Extracted records:

* Start *

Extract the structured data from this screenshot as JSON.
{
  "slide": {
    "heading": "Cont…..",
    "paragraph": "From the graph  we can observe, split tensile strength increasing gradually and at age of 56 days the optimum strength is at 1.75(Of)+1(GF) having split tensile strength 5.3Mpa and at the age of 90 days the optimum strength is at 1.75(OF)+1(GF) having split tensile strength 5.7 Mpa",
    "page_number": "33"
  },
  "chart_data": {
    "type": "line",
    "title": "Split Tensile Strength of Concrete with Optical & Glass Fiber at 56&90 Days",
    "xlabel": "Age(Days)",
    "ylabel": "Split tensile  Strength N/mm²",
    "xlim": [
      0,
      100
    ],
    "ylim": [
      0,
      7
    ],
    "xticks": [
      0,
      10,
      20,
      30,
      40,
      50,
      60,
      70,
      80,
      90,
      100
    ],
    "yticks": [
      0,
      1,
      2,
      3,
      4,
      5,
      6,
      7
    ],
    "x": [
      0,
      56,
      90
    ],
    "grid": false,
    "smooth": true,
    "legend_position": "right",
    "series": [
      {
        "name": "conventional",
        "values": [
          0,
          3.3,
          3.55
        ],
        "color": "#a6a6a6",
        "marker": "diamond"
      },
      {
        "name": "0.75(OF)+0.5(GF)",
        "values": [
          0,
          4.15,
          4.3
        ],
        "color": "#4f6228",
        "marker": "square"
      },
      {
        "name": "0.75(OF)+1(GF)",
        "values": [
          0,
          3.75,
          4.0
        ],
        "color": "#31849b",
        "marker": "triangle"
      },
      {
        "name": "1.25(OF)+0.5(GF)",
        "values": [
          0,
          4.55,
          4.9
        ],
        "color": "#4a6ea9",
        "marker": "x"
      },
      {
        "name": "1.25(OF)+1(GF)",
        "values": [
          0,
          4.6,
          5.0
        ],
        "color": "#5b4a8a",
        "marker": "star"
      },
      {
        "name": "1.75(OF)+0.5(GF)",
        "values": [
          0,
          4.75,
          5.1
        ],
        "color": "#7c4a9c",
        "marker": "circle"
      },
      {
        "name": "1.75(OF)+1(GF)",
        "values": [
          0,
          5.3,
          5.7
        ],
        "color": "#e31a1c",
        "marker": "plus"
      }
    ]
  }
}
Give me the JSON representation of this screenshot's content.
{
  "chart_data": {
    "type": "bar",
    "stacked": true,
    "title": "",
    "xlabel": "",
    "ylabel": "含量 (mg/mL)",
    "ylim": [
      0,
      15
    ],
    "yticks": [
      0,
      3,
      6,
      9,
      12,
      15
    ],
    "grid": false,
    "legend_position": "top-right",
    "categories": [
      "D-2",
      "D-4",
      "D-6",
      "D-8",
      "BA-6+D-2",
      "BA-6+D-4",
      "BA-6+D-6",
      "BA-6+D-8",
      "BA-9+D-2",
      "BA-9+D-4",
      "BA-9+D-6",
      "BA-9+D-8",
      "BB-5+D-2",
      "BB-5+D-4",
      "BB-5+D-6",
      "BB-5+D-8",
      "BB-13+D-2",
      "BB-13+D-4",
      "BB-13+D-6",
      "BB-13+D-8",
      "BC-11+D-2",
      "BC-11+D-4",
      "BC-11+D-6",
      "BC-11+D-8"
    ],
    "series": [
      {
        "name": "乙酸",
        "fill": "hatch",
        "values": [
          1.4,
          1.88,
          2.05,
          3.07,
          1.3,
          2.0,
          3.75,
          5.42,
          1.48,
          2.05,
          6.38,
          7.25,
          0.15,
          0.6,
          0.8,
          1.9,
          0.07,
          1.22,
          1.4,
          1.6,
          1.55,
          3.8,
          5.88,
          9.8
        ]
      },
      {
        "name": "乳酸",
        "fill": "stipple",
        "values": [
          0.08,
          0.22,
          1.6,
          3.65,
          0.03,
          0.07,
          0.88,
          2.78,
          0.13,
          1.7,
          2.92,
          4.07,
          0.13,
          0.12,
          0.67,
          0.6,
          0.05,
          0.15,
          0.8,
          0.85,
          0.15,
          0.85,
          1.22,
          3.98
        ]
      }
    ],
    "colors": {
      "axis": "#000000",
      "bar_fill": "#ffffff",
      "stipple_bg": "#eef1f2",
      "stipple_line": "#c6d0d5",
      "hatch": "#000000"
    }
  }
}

* End *

• SET EXERCISE:
In the records above, collect each line with "JSON".

• WORKED ANSWER:
Extract the structured data from this screenshot as JSON.
Give me the JSON representation of this screenshot's content.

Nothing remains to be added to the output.